───── Data to use ─────
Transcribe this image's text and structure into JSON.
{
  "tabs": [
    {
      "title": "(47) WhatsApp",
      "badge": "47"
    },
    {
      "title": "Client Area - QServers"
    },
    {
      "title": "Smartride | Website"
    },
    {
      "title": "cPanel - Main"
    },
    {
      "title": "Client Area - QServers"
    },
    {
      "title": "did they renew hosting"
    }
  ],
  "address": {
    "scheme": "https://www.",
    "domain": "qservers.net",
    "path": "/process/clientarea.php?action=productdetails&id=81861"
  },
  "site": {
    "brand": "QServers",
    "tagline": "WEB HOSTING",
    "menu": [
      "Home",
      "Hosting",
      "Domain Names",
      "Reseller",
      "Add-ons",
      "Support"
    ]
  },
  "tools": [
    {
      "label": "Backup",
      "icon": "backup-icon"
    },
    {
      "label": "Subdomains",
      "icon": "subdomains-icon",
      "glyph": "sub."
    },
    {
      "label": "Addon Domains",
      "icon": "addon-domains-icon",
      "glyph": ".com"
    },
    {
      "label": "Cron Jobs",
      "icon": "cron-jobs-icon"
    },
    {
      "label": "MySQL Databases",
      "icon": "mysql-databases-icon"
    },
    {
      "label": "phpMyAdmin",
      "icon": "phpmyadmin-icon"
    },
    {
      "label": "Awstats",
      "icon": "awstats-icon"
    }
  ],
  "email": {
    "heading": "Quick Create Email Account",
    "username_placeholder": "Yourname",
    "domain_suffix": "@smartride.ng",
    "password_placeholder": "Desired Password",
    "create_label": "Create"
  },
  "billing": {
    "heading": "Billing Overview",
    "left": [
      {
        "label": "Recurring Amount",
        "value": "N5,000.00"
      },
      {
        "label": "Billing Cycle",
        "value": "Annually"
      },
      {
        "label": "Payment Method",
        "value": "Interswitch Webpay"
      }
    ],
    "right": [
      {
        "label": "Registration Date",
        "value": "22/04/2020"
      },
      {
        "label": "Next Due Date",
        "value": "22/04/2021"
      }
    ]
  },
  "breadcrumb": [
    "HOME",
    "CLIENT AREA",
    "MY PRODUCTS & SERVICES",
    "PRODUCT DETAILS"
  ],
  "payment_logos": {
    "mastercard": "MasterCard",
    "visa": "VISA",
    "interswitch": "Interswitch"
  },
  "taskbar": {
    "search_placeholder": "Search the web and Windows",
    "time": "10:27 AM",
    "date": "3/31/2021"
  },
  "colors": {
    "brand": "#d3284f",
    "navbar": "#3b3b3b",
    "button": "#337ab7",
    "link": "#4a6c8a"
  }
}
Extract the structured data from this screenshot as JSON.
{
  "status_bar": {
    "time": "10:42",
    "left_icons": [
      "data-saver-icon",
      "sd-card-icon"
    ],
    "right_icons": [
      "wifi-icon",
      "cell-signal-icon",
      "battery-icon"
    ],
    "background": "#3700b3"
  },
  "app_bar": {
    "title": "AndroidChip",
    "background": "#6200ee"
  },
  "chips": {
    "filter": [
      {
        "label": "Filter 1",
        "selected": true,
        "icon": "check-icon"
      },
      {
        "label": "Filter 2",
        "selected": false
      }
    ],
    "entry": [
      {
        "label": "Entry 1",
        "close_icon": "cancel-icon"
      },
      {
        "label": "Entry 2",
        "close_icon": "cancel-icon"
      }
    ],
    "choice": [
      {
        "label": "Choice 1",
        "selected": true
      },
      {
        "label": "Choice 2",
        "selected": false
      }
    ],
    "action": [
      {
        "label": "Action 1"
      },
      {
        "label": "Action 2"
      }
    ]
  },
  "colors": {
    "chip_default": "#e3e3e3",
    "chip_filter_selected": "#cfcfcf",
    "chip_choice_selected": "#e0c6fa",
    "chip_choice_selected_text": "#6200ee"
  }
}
─────
Restate every line of the data word for word.

Transcribe this image's text and structure into JSON.
{
  "tabs": [
    {
      "title": "(47) WhatsApp",
      "badge": "47"
    },
    {
      "title": "Client Area - QServers"
    },
    {
      "title": "Smartride | Website"
    },
    {
      "title": "cPanel - Main"
    },
    {
      "title": "Client Area - QServers"
    },
    {
      "title": "did they renew hosting"
    }
  ],
  "address": {
    "scheme": "https://www.",
    "domain": "qservers.net",
    "path": "/process/clientarea.php?action=productdetails&id=81861"
  },
  "site": {
    "brand": "QServers",
    "tagline": "WEB HOSTING",
    "menu": [
      "Home",
      "Hosting",
      "Domain Names",
      "Reseller",
      "Add-ons",
      "Support"
    ]
  },
  "tools": [
    {
      "label": "Backup",
      "icon": "backup-icon"
    },
    {
      "label": "Subdomains",
      "icon": "subdomains-icon",
      "glyph": "sub."
    },
    {
      "label": "Addon Domains",
      "icon": "addon-domains-icon",
      "glyph": ".com"
    },
    {
      "label": "Cron Jobs",
      "icon": "cron-jobs-icon"
    },
    {
      "label": "MySQL Databases",
      "icon": "mysql-databases-icon"
    },
    {
      "label": "phpMyAdmin",
      "icon": "phpmyadmin-icon"
    },
    {
      "label": "Awstats",
      "icon": "awstats-icon"
    }
  ],
  "email": {
    "heading": "Quick Create Email Account",
    "username_placeholder": "Yourname",
    "domain_suffix": "@smartride.ng",
    "password_placeholder": "Desired Password",
    "create_label": "Create"
  },
  "billing": {
    "heading": "Billing Overview",
    "left": [
      {
        "label": "Recurring Amount",
        "value": "N5,000.00"
      },
      {
        "label": "Billing Cycle",
        "value": "Annually"
      },
      {
        "label": "Payment Method",
        "value": "Interswitch Webpay"
      }
    ],
    "right": [
      {
        "label": "Registration Date",
        "value": "22/04/2020"
      },
      {
        "label": "Next Due Date",
        "value": "22/04/2021"
      }
    ]
  },
  "breadcrumb": [
    "HOME",
    "CLIENT AREA",
    "MY PRODUCTS & SERVICES",
    "PRODUCT DETAILS"
  ],
  "payment_logos": {
    "mastercard": "MasterCard",
    "visa": "VISA",
    "interswitch": "Interswitch"
  },
  "taskbar": {
    "search_placeholder": "Search the web and Windows",
    "time": "10:27 AM",
    "date": "3/31/2021"
  },
  "colors": {
    "brand": "#d3284f",
    "navbar": "#3b3b3b",
    "button": "#337ab7",
    "link": "#4a6c8a"
  }
}
Extract the structured data from this screenshot as JSON.
{
  "status_bar": {
    "time": "10:42",
    "left_icons": [
      "data-saver-icon",
      "sd-card-icon"
    ],
    "right_icons": [
      "wifi-icon",
      "cell-signal-icon",
      "battery-icon"
    ],
    "background": "#3700b3"
  },
  "app_bar": {
    "title": "AndroidChip",
    "background": "#6200ee"
  },
  "chips": {
    "filter": [
      {
        "label": "Filter 1",
        "selected": true,
        "icon": "check-icon"
      },
      {
        "label": "Filter 2",
        "selected": false
      }
    ],
    "entry": [
      {
        "label": "Entry 1",
        "close_icon": "cancel-icon"
      },
      {
        "label": "Entry 2",
        "close_icon": "cancel-icon"
      }
    ],
    "choice": [
      {
        "label": "Choice 1",
        "selected": true
      },
      {
        "label": "Choice 2",
        "selected": false
      }
    ],
    "action": [
      {
        "label": "Action 1"
      },
      {
        "label": "Action 2"
      }
    ]
  },
  "colors": {
    "chip_default": "#e3e3e3",
    "chip_filter_selected": "#cfcfcf",
    "chip_choice_selected": "#e0c6fa",
    "chip_choice_selected_text": "#6200ee"
  }
}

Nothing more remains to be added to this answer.